====== Recorded information

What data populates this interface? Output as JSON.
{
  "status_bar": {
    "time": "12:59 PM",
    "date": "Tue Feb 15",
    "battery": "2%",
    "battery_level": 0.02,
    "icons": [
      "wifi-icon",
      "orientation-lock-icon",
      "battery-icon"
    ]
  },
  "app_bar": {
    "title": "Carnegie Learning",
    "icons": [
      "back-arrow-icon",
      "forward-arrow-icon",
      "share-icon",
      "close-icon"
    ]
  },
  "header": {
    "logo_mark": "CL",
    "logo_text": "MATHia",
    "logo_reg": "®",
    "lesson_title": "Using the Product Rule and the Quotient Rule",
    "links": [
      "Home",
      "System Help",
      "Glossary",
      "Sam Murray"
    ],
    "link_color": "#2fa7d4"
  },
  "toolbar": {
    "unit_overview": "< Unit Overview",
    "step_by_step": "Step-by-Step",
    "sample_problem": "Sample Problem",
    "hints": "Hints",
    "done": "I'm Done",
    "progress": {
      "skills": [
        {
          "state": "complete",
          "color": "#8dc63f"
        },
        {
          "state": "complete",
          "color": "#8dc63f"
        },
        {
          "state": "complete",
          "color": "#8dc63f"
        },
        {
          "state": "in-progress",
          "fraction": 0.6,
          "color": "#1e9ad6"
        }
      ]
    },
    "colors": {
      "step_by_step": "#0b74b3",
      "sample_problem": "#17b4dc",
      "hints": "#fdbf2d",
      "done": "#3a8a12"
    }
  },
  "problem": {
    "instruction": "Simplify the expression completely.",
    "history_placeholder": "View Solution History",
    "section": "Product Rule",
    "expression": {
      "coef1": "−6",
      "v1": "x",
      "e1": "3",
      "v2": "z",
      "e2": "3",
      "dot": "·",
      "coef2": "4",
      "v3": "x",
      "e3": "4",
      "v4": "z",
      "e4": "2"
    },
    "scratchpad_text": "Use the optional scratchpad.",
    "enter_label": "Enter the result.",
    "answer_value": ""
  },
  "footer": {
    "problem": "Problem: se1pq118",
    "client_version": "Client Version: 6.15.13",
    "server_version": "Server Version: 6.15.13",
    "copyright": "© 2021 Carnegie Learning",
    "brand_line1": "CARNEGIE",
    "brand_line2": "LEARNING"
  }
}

============

**Task:** Copy out the whole listing exactly as written.

**The reply:**
What data populates this interface? Output as JSON.
{
  "status_bar": {
    "time": "12:59 PM",
    "date": "Tue Feb 15",
    "battery": "2%",
    "battery_level": 0.02,
    "icons": [
      "wifi-icon",
      "orientation-lock-icon",
      "battery-icon"
    ]
  },
  "app_bar": {
    "title": "Carnegie Learning",
    "icons": [
      "back-arrow-icon",
      "forward-arrow-icon",
      "share-icon",
      "close-icon"
    ]
  },
  "header": {
    "logo_mark": "CL",
    "logo_text": "MATHia",
    "logo_reg": "®",
    "lesson_title": "Using the Product Rule and the Quotient Rule",
    "links": [
      "Home",
      "System Help",
      "Glossary",
      "Sam Murray"
    ],
    "link_color": "#2fa7d4"
  },
  "toolbar": {
    "unit_overview": "< Unit Overview",
    "step_by_step": "Step-by-Step",
    "sample_problem": "Sample Problem",
    "hints": "Hints",
    "done": "I'm Done",
    "progress": {
      "skills": [
        {
          "state": "complete",
          "color": "#8dc63f"
        },
        {
          "state": "complete",
          "color": "#8dc63f"
        },
        {
          "state": "complete",
          "color": "#8dc63f"
        },
        {
          "state": "in-progress",
          "fraction": 0.6,
          "color": "#1e9ad6"
        }
      ]
    },
    "colors": {
      "step_by_step": "#0b74b3",
      "sample_problem": "#17b4dc",
      "hints": "#fdbf2d",
      "done": "#3a8a12"
    }
  },
  "problem": {
    "instruction": "Simplify the expression completely.",
    "history_placeholder": "View Solution History",
    "section": "Product Rule",
    "expression": {
      "coef1": "−6",
      "v1": "x",
      "e1": "3",
      "v2": "z",
      "e2": "3",
      "dot": "·",
      "coef2": "4",
      "v3": "x",
      "e3": "4",
      "v4": "z",
      "e4": "2"
    },
    "scratchpad_text": "Use the optional scratchpad.",
    "enter_label": "Enter the result.",
    "answer_value": ""
  },
  "footer": {
    "problem": "Problem: se1pq118",
    "client_version": "Client Version: 6.15.13",
    "server_version": "Server Version: 6.15.13",
    "copyright": "© 2021 Carnegie Learning",
    "brand_line1": "CARNEGIE",
    "brand_line2": "LEARNING"
  }
}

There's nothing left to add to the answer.